● WORK TO DO
Give every line from the entries that contains "this".
---- DATA SHOWN
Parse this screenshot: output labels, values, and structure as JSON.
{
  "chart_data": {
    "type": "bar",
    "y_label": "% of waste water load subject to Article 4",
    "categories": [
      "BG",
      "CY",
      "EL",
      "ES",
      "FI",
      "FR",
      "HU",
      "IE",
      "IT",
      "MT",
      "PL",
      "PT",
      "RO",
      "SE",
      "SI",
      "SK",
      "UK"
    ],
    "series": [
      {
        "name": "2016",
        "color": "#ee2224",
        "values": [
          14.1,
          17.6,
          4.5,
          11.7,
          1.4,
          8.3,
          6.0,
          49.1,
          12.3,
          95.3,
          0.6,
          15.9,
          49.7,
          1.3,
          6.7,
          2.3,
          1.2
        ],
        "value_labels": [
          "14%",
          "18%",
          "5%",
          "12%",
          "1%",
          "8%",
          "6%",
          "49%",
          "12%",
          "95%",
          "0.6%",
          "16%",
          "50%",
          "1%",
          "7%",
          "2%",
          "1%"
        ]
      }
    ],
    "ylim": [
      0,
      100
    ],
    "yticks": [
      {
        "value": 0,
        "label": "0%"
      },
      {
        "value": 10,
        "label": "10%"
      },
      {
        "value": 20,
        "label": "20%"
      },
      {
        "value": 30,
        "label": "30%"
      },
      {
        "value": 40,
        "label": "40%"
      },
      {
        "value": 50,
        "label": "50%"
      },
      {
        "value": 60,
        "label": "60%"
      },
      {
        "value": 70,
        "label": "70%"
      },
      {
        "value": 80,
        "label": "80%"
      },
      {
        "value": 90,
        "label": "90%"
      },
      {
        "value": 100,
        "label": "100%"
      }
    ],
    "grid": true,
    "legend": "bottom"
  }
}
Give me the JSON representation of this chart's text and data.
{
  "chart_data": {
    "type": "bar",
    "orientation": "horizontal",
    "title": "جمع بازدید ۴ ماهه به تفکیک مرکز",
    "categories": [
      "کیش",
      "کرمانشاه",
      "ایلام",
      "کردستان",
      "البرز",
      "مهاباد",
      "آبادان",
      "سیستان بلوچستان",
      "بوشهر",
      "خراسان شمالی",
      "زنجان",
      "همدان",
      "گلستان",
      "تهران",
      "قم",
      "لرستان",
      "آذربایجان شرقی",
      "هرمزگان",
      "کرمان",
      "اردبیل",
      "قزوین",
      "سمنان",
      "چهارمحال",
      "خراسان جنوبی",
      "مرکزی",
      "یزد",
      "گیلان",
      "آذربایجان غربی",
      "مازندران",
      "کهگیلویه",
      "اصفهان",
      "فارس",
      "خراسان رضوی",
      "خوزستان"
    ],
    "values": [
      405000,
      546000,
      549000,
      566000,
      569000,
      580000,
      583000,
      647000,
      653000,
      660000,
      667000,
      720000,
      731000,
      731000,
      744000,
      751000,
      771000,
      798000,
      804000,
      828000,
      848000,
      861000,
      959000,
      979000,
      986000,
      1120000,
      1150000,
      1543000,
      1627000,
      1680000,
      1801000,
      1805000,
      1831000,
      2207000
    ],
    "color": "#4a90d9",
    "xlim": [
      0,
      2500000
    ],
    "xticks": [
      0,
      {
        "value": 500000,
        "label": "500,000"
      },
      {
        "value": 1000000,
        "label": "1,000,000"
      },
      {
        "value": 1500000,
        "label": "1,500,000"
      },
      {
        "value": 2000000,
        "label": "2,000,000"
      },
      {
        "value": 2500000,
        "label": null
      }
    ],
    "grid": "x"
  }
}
--------
● FULL ANSWER
Parse this screenshot: output labels, values, and structure as JSON.
Give me the JSON representation of this chart's text and data.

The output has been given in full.